# start of Material supplied
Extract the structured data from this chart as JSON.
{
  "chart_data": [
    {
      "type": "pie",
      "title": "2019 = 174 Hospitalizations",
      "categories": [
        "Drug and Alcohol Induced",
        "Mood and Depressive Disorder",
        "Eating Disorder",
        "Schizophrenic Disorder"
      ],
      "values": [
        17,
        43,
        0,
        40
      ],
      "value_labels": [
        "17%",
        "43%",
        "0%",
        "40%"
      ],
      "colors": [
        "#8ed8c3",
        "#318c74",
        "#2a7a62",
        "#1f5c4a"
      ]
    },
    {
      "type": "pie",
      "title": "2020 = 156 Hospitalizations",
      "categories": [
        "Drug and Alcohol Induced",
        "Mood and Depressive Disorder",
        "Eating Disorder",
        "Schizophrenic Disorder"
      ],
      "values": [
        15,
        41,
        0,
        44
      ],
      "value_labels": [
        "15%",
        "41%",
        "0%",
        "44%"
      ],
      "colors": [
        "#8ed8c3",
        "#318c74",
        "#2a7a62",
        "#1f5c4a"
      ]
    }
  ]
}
# end of Material supplied
# start of Material supplied
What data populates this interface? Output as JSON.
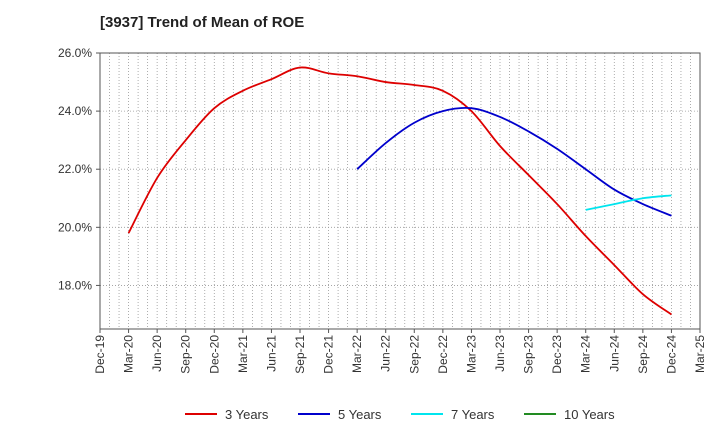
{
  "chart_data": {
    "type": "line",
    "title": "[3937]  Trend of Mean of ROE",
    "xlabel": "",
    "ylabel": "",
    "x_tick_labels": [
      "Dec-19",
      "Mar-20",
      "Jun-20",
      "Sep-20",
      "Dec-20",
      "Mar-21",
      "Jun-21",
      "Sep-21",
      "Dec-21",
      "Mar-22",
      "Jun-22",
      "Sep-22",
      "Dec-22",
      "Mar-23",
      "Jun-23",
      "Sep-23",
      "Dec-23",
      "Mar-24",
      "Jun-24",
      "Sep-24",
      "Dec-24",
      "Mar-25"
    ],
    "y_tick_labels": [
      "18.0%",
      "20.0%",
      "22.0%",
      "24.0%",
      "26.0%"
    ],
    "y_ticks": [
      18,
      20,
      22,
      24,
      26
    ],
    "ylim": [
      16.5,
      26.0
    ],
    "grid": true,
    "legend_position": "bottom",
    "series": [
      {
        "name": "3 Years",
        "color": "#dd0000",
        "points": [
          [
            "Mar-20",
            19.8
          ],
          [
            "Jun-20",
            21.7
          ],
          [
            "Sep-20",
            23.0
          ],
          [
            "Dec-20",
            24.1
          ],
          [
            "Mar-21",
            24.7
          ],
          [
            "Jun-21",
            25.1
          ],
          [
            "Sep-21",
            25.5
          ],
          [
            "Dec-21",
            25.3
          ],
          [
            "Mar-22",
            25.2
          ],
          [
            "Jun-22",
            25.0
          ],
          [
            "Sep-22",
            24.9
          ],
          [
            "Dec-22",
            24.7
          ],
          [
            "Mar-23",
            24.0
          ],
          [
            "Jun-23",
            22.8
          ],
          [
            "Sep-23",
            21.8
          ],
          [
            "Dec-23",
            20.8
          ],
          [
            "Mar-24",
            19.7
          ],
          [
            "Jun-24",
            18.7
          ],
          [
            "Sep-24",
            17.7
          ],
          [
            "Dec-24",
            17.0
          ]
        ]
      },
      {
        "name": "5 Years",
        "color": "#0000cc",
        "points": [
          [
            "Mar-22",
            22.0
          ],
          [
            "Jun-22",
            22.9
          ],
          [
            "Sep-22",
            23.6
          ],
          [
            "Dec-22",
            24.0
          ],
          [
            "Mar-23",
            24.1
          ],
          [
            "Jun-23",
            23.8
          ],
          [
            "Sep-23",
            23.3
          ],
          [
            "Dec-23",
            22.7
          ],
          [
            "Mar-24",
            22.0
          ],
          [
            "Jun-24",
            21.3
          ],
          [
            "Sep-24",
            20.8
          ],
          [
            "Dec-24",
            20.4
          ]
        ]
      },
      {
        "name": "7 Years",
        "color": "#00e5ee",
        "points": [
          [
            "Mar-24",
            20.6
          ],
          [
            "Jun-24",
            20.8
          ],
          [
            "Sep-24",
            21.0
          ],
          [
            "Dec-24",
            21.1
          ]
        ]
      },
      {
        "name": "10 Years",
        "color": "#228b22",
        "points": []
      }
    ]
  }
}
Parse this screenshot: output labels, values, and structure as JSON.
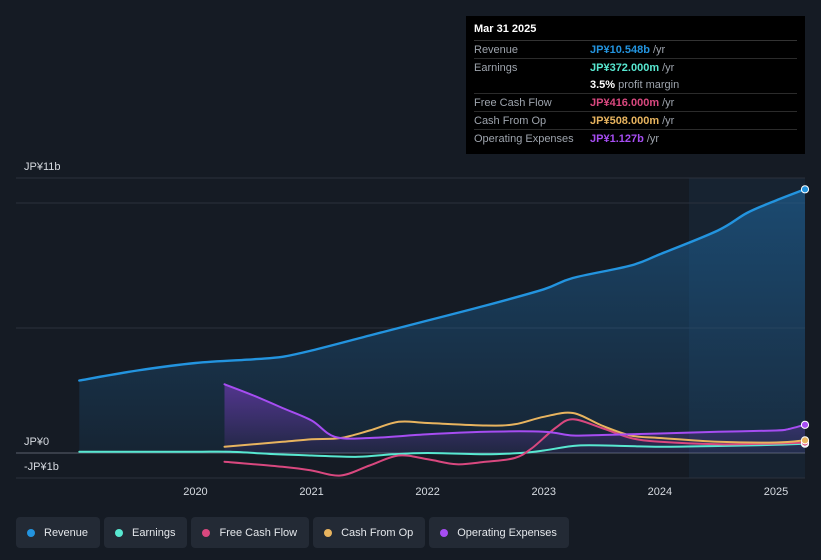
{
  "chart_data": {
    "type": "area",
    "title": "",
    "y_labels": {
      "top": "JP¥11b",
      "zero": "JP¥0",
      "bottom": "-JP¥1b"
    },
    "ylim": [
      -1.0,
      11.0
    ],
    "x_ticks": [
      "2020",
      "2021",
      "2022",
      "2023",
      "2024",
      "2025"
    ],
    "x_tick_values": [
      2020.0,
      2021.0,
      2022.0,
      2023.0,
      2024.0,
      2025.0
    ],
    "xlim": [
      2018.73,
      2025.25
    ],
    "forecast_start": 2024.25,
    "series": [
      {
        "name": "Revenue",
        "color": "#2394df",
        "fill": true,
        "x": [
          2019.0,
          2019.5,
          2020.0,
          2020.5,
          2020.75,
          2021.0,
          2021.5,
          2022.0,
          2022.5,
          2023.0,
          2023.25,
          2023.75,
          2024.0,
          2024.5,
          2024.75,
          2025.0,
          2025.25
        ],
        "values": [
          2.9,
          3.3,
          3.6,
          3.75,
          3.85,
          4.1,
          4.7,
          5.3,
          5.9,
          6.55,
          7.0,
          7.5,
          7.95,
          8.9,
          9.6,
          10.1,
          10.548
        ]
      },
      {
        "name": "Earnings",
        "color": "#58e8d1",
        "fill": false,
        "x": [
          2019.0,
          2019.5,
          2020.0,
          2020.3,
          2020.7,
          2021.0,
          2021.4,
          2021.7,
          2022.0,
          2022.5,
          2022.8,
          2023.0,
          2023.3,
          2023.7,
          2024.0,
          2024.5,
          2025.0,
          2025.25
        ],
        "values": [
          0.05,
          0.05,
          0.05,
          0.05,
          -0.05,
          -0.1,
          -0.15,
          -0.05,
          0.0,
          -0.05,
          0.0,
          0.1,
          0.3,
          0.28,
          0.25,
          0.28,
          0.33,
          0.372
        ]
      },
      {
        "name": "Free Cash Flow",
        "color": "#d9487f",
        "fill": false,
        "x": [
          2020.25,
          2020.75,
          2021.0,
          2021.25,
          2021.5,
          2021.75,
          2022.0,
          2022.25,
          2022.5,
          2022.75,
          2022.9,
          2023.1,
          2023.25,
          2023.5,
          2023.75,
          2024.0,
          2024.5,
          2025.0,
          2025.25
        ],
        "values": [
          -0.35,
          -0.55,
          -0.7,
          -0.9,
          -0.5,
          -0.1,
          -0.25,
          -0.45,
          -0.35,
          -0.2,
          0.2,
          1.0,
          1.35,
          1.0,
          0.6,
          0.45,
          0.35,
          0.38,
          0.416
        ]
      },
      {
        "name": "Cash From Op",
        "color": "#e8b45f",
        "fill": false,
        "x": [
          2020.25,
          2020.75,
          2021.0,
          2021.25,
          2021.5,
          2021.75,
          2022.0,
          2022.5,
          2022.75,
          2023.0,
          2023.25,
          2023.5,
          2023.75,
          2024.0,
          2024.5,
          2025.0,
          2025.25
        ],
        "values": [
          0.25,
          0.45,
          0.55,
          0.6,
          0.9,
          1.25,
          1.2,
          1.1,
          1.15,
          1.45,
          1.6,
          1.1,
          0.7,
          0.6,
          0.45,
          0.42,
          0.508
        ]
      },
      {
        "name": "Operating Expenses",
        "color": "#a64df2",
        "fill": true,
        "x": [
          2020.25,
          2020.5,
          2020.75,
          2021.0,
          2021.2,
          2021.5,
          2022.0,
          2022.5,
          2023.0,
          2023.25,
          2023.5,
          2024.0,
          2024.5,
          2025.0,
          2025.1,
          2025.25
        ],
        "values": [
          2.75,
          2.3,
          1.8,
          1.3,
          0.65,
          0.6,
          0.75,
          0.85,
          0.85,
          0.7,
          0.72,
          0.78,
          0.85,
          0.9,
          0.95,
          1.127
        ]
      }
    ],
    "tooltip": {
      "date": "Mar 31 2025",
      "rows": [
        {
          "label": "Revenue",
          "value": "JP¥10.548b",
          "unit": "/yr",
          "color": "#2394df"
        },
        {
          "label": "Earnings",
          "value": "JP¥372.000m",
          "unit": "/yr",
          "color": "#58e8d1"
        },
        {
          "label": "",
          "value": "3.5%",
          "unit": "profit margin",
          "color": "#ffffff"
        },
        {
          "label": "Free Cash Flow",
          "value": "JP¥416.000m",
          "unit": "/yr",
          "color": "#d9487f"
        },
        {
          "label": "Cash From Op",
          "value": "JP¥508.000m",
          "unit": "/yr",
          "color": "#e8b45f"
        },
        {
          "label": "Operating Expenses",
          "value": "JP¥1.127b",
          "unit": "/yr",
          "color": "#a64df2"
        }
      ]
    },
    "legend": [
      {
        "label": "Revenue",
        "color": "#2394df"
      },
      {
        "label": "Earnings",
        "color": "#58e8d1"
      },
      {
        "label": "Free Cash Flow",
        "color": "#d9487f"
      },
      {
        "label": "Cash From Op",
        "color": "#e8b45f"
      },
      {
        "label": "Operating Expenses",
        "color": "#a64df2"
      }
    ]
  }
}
# end of Material supplied
# start of Material supplied
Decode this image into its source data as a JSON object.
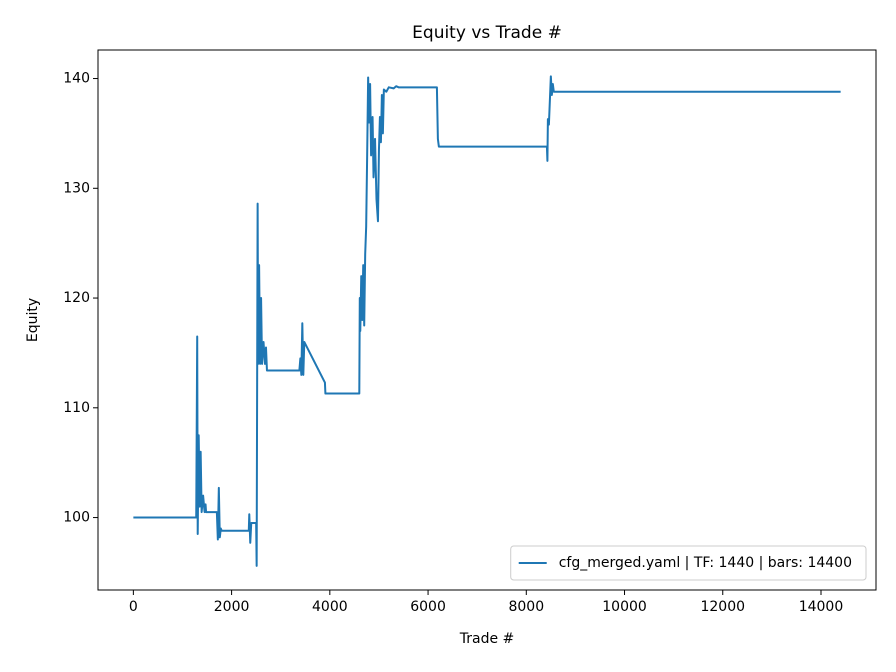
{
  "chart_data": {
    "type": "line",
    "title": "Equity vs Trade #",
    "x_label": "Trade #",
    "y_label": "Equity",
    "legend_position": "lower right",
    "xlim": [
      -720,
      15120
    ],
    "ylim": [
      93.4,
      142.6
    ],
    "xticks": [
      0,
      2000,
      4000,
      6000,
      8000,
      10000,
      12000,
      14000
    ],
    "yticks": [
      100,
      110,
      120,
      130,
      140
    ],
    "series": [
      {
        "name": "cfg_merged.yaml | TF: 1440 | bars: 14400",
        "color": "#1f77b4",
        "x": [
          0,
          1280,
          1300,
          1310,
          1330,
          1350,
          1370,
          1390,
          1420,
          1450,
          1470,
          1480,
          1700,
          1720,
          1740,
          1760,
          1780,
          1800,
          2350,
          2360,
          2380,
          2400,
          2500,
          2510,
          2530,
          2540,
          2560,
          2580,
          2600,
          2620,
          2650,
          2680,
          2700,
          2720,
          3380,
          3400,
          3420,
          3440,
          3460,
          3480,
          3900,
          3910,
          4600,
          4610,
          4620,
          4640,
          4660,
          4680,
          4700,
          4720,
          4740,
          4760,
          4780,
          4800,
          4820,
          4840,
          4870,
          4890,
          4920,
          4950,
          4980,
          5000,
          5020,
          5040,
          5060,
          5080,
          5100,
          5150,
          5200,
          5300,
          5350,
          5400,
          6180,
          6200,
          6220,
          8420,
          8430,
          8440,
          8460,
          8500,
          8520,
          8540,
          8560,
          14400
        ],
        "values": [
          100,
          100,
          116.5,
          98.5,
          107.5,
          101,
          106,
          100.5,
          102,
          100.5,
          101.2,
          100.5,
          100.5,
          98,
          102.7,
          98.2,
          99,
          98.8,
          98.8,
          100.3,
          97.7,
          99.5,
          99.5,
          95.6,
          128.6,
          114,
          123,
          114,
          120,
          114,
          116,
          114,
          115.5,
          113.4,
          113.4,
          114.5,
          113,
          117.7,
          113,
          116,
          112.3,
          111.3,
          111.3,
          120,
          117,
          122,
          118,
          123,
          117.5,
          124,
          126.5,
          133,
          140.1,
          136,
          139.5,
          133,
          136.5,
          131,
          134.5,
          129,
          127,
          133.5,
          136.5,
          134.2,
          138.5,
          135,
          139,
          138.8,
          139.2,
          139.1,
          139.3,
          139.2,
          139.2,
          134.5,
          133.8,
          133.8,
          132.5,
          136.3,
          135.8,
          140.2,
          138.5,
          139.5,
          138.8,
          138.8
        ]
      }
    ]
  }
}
# end of Material supplied
▶ **What is needed**
Copy each line that contains the word "Flow".

▶ **Result for this exercise**
        "name": "Free Cash Flow",
          "label": "Free Cash Flow",
        "label": "Free Cash Flow",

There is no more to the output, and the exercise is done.